Required work: Collect every line that includes the string "sunrise".
-.-.-
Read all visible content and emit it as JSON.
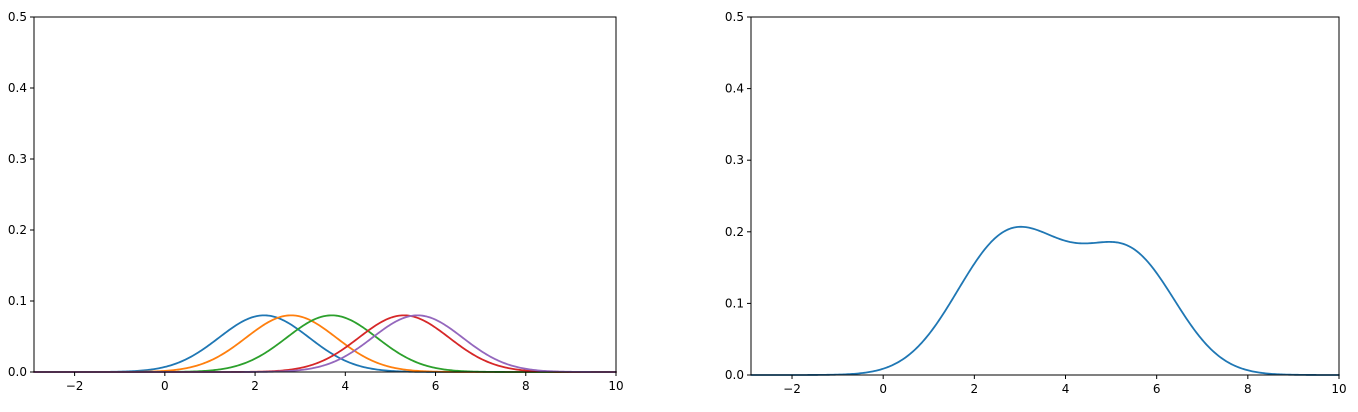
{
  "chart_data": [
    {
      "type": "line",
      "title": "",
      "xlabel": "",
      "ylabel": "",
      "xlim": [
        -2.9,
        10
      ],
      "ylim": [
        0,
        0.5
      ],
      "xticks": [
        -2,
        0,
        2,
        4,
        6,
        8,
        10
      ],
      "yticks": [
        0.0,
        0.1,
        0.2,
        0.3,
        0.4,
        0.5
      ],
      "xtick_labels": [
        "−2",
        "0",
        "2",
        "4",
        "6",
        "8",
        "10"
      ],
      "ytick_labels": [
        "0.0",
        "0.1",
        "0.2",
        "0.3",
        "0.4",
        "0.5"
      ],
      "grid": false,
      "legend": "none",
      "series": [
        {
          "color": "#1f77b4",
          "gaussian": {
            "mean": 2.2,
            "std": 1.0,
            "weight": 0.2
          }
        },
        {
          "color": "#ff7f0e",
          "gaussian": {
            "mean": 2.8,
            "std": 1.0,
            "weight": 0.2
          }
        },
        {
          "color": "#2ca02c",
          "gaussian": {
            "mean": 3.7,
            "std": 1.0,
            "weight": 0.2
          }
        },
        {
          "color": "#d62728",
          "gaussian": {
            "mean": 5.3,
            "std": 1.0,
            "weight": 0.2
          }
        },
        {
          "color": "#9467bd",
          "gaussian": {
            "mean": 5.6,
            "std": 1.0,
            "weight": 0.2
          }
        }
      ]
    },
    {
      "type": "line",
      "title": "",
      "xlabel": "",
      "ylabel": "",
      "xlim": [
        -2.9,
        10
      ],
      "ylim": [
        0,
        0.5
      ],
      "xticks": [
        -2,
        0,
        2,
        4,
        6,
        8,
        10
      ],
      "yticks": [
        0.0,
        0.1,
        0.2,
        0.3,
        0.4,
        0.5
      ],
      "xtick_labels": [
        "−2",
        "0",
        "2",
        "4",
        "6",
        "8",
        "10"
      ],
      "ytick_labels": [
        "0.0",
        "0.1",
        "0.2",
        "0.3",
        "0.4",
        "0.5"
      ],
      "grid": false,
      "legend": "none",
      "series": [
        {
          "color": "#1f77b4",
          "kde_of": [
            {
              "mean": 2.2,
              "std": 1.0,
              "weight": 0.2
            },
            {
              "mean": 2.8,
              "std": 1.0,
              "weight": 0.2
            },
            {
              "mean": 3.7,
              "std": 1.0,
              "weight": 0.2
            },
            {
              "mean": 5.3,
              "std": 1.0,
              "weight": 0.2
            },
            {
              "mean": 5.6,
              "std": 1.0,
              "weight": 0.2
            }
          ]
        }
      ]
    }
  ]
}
-.-.-
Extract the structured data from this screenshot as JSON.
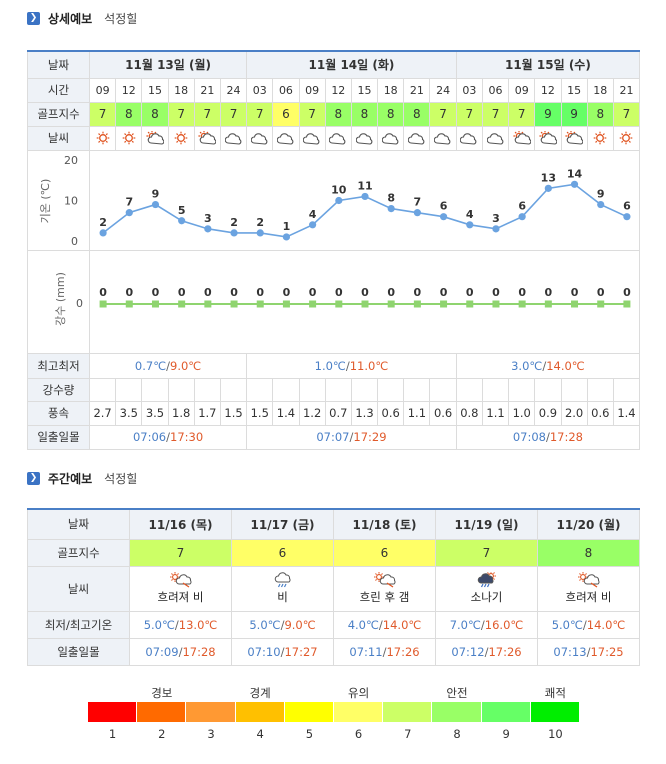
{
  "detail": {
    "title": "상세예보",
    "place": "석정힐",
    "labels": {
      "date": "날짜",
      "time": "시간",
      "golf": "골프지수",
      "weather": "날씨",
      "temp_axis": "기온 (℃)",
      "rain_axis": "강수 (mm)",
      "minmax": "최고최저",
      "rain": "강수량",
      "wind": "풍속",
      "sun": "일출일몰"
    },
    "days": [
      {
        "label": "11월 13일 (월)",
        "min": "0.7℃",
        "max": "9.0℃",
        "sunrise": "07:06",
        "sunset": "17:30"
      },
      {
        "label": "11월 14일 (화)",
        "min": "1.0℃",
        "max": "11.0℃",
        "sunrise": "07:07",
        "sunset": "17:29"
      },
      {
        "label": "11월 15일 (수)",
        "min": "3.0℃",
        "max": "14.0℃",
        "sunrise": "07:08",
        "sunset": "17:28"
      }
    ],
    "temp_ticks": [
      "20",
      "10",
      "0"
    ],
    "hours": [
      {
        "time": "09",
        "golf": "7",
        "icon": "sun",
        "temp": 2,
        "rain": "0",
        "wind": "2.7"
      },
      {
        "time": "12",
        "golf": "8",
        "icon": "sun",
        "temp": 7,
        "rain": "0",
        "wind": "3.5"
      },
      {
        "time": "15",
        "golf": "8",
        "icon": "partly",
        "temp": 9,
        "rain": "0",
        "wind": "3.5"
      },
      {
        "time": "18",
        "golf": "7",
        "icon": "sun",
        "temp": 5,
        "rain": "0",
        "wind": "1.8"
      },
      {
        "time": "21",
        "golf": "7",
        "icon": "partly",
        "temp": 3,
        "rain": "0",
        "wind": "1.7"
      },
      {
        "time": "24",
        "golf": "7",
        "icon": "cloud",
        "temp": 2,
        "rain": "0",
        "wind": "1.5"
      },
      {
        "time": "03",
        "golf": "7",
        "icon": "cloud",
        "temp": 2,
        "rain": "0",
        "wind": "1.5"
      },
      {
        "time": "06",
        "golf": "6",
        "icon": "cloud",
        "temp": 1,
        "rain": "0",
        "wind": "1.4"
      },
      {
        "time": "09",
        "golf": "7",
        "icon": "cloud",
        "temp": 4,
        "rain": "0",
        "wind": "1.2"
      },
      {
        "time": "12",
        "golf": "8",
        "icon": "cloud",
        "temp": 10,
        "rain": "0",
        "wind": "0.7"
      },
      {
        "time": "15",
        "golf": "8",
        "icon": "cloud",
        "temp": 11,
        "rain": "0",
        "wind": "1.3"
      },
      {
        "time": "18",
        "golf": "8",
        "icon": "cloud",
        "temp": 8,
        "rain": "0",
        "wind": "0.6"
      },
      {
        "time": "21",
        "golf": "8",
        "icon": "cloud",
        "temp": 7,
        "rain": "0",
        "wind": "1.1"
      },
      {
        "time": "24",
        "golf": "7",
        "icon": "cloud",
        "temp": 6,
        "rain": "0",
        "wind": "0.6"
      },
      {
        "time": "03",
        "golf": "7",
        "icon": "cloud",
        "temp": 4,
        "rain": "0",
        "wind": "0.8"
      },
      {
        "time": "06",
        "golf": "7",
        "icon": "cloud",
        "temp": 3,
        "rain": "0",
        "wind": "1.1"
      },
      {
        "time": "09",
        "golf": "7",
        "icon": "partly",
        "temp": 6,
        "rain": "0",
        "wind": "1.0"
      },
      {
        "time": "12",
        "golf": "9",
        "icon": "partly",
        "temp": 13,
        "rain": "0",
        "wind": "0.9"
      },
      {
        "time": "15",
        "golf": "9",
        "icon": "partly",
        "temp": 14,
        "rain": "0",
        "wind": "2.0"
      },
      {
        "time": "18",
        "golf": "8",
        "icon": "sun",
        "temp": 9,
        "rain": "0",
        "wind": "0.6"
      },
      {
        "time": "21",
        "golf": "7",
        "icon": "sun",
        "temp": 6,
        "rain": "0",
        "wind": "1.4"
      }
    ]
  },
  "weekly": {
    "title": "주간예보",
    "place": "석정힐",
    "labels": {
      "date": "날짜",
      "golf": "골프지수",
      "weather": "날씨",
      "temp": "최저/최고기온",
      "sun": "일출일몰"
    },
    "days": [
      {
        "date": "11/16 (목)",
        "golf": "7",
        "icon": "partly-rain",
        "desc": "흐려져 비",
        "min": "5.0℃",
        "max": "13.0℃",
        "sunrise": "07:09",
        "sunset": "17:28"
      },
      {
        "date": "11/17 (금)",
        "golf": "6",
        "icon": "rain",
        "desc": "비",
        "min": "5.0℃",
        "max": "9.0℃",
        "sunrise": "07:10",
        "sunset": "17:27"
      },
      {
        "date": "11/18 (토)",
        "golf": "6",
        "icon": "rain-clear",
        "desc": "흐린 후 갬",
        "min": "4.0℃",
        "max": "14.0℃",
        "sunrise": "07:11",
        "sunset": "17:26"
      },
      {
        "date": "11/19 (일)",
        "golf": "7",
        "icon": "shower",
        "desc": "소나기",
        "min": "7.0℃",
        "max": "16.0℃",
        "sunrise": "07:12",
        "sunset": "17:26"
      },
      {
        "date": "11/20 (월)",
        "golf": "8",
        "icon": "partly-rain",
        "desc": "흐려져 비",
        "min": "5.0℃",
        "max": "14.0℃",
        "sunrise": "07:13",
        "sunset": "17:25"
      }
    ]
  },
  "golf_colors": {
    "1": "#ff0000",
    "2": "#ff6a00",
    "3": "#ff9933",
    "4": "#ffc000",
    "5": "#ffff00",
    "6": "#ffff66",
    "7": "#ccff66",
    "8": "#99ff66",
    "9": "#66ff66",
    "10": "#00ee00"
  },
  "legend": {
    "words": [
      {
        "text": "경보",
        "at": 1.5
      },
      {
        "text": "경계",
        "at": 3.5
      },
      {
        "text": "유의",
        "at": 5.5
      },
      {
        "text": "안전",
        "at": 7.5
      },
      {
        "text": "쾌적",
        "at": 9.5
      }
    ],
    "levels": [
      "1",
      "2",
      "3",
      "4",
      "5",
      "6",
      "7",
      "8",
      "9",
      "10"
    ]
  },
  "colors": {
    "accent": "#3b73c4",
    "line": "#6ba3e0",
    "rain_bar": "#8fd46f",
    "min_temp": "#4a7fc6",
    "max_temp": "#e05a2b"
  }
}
-.-.-
Reply to the task:
        "sunrise": "07:06",
        "sunrise": "07:07",
        "sunrise": "07:08",
        "sunrise": "07:09",
        "sunrise": "07:10",
        "sunrise": "07:11",
        "sunrise": "07:12",
        "sunrise": "07:13",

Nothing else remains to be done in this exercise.